(Exercise description): Scan the lines below for the string "label" and copy every one that has it.
===== Source records =====
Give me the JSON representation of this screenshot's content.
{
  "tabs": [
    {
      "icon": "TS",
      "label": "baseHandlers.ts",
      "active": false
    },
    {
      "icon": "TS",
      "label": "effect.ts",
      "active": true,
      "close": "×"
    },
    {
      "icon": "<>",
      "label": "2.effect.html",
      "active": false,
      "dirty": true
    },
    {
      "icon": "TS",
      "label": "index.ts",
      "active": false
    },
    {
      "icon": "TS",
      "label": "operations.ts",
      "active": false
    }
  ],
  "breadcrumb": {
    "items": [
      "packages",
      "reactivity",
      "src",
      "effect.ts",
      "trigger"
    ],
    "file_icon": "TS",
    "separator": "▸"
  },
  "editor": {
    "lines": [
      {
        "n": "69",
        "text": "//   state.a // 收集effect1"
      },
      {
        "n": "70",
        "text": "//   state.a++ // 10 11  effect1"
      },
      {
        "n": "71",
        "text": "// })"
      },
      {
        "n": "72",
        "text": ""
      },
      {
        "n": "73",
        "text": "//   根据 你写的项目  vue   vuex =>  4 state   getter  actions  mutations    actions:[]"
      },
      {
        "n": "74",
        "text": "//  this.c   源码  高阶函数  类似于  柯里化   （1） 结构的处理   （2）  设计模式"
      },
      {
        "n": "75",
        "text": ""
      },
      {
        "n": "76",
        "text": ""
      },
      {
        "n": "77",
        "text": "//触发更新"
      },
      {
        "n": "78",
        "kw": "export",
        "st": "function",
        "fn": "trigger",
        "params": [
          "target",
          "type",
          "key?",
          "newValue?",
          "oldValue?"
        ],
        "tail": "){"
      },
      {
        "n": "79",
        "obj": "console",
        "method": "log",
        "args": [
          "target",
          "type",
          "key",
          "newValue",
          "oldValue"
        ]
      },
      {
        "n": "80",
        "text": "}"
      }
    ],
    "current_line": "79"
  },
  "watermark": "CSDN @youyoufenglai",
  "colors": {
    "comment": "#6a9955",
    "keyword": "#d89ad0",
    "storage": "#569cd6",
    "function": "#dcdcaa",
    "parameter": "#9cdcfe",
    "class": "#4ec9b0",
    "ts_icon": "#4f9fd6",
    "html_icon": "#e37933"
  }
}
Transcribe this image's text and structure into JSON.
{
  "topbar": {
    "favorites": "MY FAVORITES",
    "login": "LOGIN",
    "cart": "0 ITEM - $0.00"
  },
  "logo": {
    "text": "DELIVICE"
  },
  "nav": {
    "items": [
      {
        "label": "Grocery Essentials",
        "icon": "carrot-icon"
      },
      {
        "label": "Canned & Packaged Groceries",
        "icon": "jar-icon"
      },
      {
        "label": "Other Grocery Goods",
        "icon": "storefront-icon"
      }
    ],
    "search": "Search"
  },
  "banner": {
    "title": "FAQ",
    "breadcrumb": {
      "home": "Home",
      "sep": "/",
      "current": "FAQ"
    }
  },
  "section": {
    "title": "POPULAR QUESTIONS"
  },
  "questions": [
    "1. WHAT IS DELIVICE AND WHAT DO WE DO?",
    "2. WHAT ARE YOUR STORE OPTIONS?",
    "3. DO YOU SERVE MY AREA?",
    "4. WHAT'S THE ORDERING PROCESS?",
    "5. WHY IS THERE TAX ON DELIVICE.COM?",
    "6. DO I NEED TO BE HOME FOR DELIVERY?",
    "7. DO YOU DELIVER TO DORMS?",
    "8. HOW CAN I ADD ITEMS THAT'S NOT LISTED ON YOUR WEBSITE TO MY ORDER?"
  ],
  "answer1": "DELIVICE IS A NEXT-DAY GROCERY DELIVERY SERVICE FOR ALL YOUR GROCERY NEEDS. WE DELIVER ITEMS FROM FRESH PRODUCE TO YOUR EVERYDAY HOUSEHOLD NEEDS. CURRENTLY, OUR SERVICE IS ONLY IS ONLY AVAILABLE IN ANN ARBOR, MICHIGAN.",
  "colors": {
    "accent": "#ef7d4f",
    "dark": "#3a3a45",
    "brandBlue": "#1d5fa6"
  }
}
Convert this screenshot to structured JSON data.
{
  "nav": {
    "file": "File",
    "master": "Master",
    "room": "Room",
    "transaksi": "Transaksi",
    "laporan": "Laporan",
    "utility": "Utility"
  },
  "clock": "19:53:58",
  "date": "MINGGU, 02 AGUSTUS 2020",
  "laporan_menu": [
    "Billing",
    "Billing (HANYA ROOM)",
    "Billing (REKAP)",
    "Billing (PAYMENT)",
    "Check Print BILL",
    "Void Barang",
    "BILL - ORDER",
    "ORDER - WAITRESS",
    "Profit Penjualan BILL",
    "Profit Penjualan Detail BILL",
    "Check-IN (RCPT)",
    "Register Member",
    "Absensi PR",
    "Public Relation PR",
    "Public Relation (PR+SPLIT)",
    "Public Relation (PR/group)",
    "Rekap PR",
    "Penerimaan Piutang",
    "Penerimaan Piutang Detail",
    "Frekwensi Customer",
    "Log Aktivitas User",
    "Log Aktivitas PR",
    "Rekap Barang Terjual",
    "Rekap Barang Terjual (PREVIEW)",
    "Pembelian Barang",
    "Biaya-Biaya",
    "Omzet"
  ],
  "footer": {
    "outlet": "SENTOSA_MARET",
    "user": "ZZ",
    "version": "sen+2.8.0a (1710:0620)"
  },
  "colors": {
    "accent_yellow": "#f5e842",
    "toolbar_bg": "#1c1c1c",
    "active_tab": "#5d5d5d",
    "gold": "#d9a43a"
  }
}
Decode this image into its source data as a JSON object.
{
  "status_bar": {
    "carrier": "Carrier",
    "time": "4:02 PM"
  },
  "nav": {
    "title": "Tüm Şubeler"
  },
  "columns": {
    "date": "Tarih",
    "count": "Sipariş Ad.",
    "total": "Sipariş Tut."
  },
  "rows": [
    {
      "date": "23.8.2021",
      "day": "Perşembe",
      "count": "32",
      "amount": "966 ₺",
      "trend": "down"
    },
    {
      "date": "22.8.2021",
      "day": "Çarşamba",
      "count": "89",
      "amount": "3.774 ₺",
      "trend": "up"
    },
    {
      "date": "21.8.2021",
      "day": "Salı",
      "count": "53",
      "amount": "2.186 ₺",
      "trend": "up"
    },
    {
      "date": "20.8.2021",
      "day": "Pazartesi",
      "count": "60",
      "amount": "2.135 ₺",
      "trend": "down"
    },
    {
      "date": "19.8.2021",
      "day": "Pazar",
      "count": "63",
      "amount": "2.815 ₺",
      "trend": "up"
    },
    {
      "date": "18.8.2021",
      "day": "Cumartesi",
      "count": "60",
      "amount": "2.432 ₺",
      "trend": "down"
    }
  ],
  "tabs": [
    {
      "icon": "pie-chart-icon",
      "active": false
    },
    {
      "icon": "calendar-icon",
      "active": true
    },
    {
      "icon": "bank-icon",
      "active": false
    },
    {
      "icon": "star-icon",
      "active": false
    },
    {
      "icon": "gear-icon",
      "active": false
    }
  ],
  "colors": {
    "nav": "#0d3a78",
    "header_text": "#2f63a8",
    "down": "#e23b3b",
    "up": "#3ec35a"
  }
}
=====
(Answer to the exercise):
      "label": "baseHandlers.ts",
      "label": "effect.ts",
      "label": "2.effect.html",
      "label": "index.ts",
      "label": "operations.ts",
        "label": "Grocery Essentials",
        "label": "Canned & Packaged Groceries",
        "label": "Other Grocery Goods",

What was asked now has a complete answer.